Perhaps that is what God meant when he gave me these verses for this school year…and I thought the obvious meaning was all there was…So I say to you, ASK and it will be given to you, SEEK and you will find, KNOCK and the door will be open to you. For everyone who ASKS receives, those who SEEK, find. To those who KNOCK, the door will be opened (Luke 11:9-10).

How do you bring perspective to the pain of others which you carry?

3 comments (Add your own)

1. grace wrote:
Good thoughts, Bev.

I often gain perspective by reminding myself of truth - who God is, who we are, and who we are in Christ. He loves that person far more than I ever could. He is good and He has their/our best interest in mind. He is doing a good and perfect work and He promises to complete it. After all, we are His workmanship.

*WHAT THIS EXERCISE ASKS*
• A. Answer these from the blog passage, one answer per line, marked the same way:
(i) Which chapter and verses of Luke are cited?
(ii) How many comments does the page show?
(iii) In grace's comment, whose workmanship are we said to be?
• B. Rewrite the paragraph of the blog passage beginning "I often gain perspective" as a short bulleted list that keeps its main points.
None of this material is needed to complete the tasks.

[Stored data]
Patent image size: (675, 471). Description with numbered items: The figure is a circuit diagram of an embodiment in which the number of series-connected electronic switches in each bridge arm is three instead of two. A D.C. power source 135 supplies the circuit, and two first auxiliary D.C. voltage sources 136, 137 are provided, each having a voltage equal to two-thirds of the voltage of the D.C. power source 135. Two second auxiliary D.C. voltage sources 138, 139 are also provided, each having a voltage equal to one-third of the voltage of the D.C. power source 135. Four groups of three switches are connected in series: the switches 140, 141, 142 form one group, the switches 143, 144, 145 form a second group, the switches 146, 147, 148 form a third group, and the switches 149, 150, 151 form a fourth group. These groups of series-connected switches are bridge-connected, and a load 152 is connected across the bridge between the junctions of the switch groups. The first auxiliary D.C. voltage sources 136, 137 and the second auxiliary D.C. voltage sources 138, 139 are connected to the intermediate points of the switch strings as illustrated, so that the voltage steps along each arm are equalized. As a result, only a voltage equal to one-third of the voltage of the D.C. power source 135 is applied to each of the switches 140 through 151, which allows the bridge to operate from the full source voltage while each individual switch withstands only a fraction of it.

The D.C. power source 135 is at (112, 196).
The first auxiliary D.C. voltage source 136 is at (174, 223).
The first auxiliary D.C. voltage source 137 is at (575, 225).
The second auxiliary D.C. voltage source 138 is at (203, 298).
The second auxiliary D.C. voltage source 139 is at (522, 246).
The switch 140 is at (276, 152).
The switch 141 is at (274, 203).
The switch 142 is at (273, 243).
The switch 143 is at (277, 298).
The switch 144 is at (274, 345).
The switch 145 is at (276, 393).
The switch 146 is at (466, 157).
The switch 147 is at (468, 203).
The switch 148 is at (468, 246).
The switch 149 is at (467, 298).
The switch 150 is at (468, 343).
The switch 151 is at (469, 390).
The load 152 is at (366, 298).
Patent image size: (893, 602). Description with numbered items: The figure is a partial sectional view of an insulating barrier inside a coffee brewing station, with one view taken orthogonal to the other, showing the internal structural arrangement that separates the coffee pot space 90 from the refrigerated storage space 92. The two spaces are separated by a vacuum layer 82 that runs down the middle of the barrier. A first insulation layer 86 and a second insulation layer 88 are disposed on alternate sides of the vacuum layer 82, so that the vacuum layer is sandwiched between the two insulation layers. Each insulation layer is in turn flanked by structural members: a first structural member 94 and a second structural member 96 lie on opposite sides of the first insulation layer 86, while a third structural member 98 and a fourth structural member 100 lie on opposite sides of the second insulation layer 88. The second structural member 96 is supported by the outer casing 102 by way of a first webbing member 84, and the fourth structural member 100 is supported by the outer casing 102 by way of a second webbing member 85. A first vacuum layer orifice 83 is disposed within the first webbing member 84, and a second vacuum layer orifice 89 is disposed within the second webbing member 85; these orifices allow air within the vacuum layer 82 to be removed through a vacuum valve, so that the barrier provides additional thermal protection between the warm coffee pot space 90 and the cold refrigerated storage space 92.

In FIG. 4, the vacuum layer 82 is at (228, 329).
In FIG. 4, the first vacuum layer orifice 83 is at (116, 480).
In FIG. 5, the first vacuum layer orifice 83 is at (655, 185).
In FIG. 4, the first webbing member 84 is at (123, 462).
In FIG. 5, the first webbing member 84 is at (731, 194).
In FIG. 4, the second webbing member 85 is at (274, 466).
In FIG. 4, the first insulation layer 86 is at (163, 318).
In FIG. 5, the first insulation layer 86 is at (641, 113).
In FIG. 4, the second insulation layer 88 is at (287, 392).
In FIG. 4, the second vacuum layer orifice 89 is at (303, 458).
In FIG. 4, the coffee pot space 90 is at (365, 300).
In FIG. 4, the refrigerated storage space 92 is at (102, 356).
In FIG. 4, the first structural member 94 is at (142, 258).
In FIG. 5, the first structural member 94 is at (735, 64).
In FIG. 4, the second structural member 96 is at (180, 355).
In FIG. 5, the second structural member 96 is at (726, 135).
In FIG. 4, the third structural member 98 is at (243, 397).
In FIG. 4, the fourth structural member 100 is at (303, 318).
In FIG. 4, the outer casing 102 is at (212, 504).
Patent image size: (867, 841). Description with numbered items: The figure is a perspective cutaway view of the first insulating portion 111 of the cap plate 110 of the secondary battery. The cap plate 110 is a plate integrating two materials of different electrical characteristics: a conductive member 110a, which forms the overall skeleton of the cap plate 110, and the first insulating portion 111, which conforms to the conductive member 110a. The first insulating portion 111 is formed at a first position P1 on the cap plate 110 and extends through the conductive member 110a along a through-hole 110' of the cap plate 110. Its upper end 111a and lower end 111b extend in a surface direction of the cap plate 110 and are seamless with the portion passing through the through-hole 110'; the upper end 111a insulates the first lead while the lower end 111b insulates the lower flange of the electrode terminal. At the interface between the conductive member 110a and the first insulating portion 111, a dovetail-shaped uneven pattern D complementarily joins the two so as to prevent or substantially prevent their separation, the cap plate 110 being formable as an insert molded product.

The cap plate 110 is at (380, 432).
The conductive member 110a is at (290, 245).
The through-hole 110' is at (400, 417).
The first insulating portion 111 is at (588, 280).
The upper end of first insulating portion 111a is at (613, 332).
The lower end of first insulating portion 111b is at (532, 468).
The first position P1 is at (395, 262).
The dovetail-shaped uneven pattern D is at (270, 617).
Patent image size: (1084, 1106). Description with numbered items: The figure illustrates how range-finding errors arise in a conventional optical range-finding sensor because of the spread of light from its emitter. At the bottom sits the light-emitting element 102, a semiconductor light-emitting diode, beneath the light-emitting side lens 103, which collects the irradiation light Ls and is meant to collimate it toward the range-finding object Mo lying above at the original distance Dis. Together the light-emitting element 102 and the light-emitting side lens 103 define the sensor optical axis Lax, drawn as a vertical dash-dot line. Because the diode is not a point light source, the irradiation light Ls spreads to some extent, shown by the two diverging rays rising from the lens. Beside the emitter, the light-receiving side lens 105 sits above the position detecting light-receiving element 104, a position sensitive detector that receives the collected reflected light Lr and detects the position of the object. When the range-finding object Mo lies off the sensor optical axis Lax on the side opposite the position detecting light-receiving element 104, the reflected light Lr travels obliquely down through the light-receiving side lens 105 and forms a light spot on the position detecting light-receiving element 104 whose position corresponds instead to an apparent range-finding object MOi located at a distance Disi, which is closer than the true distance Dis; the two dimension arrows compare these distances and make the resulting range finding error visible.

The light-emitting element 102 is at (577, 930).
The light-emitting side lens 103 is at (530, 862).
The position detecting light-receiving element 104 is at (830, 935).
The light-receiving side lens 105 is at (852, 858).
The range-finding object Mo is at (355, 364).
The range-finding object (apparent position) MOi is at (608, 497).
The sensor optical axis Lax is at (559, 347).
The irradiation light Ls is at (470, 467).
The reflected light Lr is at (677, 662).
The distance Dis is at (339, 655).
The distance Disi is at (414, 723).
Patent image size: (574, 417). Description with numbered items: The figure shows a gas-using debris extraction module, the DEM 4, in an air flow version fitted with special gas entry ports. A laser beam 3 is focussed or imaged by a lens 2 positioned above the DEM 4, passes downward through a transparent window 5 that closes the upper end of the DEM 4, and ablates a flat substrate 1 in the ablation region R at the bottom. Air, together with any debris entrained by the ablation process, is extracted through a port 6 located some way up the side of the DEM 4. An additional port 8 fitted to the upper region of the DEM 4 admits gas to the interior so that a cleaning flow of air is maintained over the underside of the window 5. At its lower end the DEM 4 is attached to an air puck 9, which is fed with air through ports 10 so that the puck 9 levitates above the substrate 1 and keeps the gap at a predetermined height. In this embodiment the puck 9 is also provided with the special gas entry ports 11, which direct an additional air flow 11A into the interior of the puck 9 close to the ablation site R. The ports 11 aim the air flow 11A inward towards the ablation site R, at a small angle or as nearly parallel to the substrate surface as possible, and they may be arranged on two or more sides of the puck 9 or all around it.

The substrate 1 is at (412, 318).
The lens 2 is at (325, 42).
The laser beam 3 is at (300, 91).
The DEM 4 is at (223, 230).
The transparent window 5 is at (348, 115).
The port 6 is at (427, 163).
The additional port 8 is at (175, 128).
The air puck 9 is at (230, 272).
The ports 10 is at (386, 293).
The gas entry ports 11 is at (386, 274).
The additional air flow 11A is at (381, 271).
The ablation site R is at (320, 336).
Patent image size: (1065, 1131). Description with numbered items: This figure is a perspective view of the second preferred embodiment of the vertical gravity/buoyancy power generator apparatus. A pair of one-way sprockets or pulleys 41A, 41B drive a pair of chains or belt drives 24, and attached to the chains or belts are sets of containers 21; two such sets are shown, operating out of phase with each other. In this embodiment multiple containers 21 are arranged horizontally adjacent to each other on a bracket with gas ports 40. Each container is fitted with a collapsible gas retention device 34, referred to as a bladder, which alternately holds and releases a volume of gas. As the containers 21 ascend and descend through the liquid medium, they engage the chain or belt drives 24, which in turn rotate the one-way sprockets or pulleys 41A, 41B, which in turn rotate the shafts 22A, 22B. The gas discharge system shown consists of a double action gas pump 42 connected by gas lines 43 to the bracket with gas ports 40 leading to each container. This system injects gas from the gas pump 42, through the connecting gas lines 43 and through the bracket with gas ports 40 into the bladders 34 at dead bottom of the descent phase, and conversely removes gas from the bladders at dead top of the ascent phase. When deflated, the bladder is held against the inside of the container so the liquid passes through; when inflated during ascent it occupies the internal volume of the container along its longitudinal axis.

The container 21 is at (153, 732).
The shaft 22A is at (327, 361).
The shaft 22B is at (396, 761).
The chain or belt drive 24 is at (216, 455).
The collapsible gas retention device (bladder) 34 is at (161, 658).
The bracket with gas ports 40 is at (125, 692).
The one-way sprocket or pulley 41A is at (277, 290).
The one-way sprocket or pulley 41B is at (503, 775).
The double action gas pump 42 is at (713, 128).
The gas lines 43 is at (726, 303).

*ANSWERS*
• A.
(i) Luke 11:9-10
(ii) 3
(iii) His (God's)

• B.
- Gains perspective by recalling the truth of who God is, who we are, and who we are in Christ
- God loves the other person far more than the writer could
- God is good and has their best interest in mind
- God is doing a good and perfect work and promises to complete it
- We are His workmanship